╭─ DATASET ENTRIES
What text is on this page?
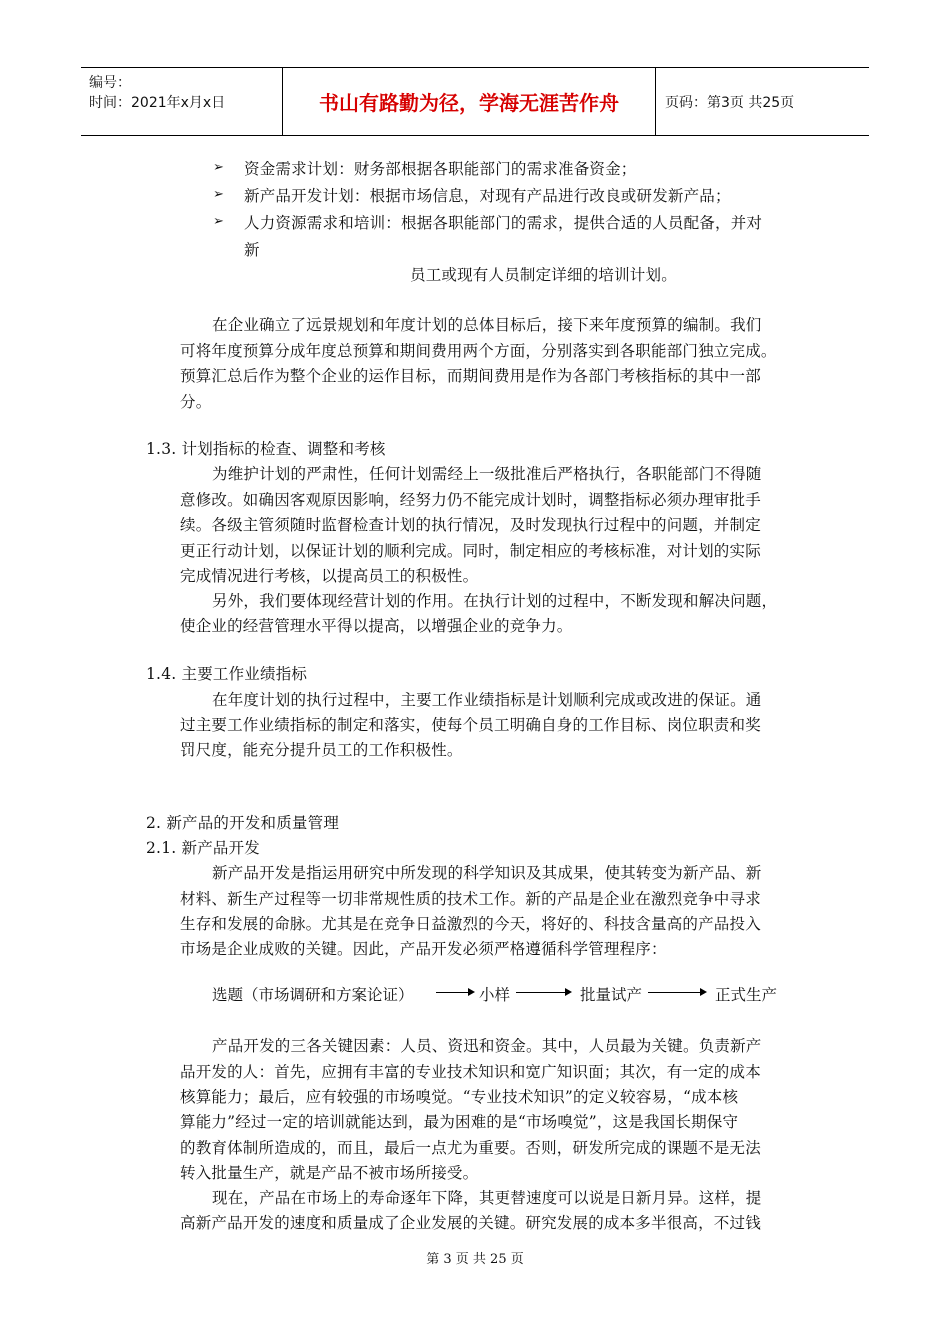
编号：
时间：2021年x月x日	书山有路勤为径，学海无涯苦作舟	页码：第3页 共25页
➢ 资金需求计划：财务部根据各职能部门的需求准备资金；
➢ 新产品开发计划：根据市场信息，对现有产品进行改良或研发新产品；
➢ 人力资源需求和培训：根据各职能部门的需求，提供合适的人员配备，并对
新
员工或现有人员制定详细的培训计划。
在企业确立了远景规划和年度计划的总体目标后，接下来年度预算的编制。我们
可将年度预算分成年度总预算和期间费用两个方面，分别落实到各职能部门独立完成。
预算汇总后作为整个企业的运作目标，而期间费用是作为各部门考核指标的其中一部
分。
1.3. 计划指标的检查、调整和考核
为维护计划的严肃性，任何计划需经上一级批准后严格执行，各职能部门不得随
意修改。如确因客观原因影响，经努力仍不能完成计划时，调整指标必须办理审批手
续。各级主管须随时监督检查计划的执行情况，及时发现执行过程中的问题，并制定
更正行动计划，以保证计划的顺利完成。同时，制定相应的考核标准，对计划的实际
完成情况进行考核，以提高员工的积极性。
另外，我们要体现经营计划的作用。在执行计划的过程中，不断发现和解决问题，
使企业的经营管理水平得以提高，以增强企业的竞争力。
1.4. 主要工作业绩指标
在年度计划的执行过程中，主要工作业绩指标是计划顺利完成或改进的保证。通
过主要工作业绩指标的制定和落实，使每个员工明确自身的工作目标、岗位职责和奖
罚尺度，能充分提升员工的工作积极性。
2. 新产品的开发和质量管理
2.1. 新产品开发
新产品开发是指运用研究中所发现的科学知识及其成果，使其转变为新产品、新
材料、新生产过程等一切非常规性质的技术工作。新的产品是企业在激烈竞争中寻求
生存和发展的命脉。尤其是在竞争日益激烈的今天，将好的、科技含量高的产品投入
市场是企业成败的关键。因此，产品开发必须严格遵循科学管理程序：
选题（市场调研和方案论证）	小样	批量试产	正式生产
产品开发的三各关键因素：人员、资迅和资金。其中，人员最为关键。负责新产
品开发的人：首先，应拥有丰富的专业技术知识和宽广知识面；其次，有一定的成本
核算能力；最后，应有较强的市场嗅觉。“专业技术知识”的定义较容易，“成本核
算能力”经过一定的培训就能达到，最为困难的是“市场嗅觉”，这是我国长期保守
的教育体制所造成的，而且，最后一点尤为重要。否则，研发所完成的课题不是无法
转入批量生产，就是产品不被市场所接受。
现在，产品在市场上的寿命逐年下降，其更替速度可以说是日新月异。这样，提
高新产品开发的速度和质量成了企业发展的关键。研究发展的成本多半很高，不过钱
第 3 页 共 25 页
╰─
WRITTEN REQUEST =
Transcribe the records above verbatim. Do not carry over any picture.

ANSWER TO THE TASK =
What text is on this page?
编号：
时间：2021年x月x日	书山有路勤为径，学海无涯苦作舟	页码：第3页 共25页
➢ 资金需求计划：财务部根据各职能部门的需求准备资金；
➢ 新产品开发计划：根据市场信息，对现有产品进行改良或研发新产品；
➢ 人力资源需求和培训：根据各职能部门的需求，提供合适的人员配备，并对
新
员工或现有人员制定详细的培训计划。
在企业确立了远景规划和年度计划的总体目标后，接下来年度预算的编制。我们
可将年度预算分成年度总预算和期间费用两个方面，分别落实到各职能部门独立完成。
预算汇总后作为整个企业的运作目标，而期间费用是作为各部门考核指标的其中一部
分。
1.3. 计划指标的检查、调整和考核
为维护计划的严肃性，任何计划需经上一级批准后严格执行，各职能部门不得随
意修改。如确因客观原因影响，经努力仍不能完成计划时，调整指标必须办理审批手
续。各级主管须随时监督检查计划的执行情况，及时发现执行过程中的问题，并制定
更正行动计划，以保证计划的顺利完成。同时，制定相应的考核标准，对计划的实际
完成情况进行考核，以提高员工的积极性。
另外，我们要体现经营计划的作用。在执行计划的过程中，不断发现和解决问题，
使企业的经营管理水平得以提高，以增强企业的竞争力。
1.4. 主要工作业绩指标
在年度计划的执行过程中，主要工作业绩指标是计划顺利完成或改进的保证。通
过主要工作业绩指标的制定和落实，使每个员工明确自身的工作目标、岗位职责和奖
罚尺度，能充分提升员工的工作积极性。
2. 新产品的开发和质量管理
2.1. 新产品开发
新产品开发是指运用研究中所发现的科学知识及其成果，使其转变为新产品、新
材料、新生产过程等一切非常规性质的技术工作。新的产品是企业在激烈竞争中寻求
生存和发展的命脉。尤其是在竞争日益激烈的今天，将好的、科技含量高的产品投入
市场是企业成败的关键。因此，产品开发必须严格遵循科学管理程序：
选题（市场调研和方案论证）	小样	批量试产	正式生产
产品开发的三各关键因素：人员、资迅和资金。其中，人员最为关键。负责新产
品开发的人：首先，应拥有丰富的专业技术知识和宽广知识面；其次，有一定的成本
核算能力；最后，应有较强的市场嗅觉。“专业技术知识”的定义较容易，“成本核
算能力”经过一定的培训就能达到，最为困难的是“市场嗅觉”，这是我国长期保守
的教育体制所造成的，而且，最后一点尤为重要。否则，研发所完成的课题不是无法
转入批量生产，就是产品不被市场所接受。
现在，产品在市场上的寿命逐年下降，其更替速度可以说是日新月异。这样，提
高新产品开发的速度和质量成了企业发展的关键。研究发展的成本多半很高，不过钱
第 3 页 共 25 页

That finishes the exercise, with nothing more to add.